▶ **Exercise aim**
Print all records exactly, pictures left out.

▶ **Entries from a visual dataset**
# # # # #

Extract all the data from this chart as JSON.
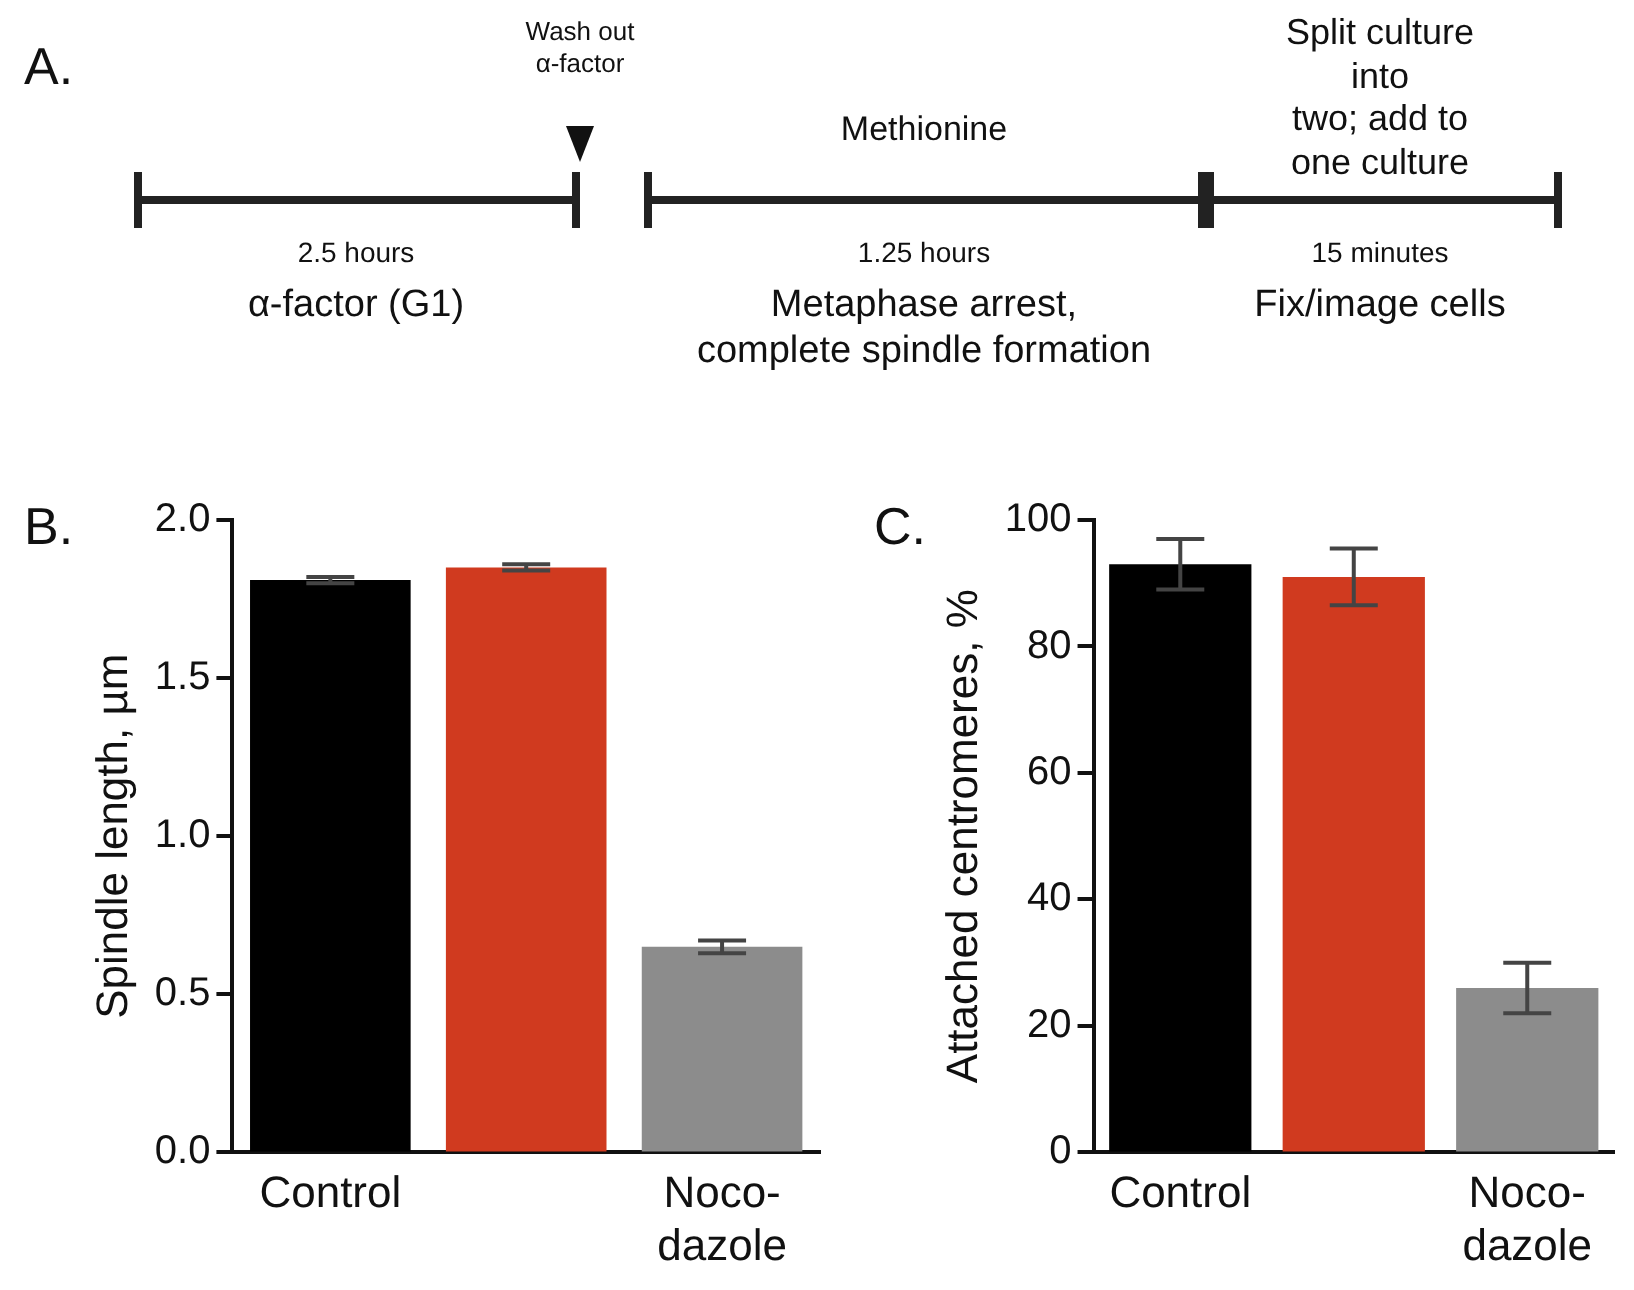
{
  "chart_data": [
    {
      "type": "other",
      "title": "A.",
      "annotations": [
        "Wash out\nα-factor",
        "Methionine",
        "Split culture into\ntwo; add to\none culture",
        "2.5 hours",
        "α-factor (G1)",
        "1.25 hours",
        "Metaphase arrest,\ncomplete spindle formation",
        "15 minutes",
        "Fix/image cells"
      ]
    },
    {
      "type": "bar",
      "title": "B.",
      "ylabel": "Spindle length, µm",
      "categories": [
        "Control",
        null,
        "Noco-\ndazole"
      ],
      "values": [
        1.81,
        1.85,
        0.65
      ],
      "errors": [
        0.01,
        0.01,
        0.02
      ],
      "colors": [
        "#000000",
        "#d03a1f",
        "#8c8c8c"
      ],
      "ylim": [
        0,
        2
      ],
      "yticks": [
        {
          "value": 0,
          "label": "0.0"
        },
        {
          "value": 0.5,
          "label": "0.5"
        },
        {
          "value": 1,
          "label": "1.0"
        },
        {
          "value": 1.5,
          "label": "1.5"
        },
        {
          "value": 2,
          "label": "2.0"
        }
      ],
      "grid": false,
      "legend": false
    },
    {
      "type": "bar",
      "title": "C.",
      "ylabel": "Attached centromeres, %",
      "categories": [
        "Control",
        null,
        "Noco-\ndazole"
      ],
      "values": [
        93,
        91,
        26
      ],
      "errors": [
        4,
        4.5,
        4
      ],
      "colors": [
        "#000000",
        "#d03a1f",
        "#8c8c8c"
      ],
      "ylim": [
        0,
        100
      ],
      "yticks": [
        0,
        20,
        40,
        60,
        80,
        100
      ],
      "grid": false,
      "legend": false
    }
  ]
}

# # # # #

▶ **Solved problem**
Extract all the data from this chart as JSON.
{
  "chart_data": [
    {
      "type": "other",
      "title": "A.",
      "annotations": [
        "Wash out\nα-factor",
        "Methionine",
        "Split culture into\ntwo; add to\none culture",
        "2.5 hours",
        "α-factor (G1)",
        "1.25 hours",
        "Metaphase arrest,\ncomplete spindle formation",
        "15 minutes",
        "Fix/image cells"
      ]
    },
    {
      "type": "bar",
      "title": "B.",
      "ylabel": "Spindle length, µm",
      "categories": [
        "Control",
        null,
        "Noco-\ndazole"
      ],
      "values": [
        1.81,
        1.85,
        0.65
      ],
      "errors": [
        0.01,
        0.01,
        0.02
      ],
      "colors": [
        "#000000",
        "#d03a1f",
        "#8c8c8c"
      ],
      "ylim": [
        0,
        2
      ],
      "yticks": [
        {
          "value": 0,
          "label": "0.0"
        },
        {
          "value": 0.5,
          "label": "0.5"
        },
        {
          "value": 1,
          "label": "1.0"
        },
        {
          "value": 1.5,
          "label": "1.5"
        },
        {
          "value": 2,
          "label": "2.0"
        }
      ],
      "grid": false,
      "legend": false
    },
    {
      "type": "bar",
      "title": "C.",
      "ylabel": "Attached centromeres, %",
      "categories": [
        "Control",
        null,
        "Noco-\ndazole"
      ],
      "values": [
        93,
        91,
        26
      ],
      "errors": [
        4,
        4.5,
        4
      ],
      "colors": [
        "#000000",
        "#d03a1f",
        "#8c8c8c"
      ],
      "ylim": [
        0,
        100
      ],
      "yticks": [
        0,
        20,
        40,
        60,
        80,
        100
      ],
      "grid": false,
      "legend": false
    }
  ]
}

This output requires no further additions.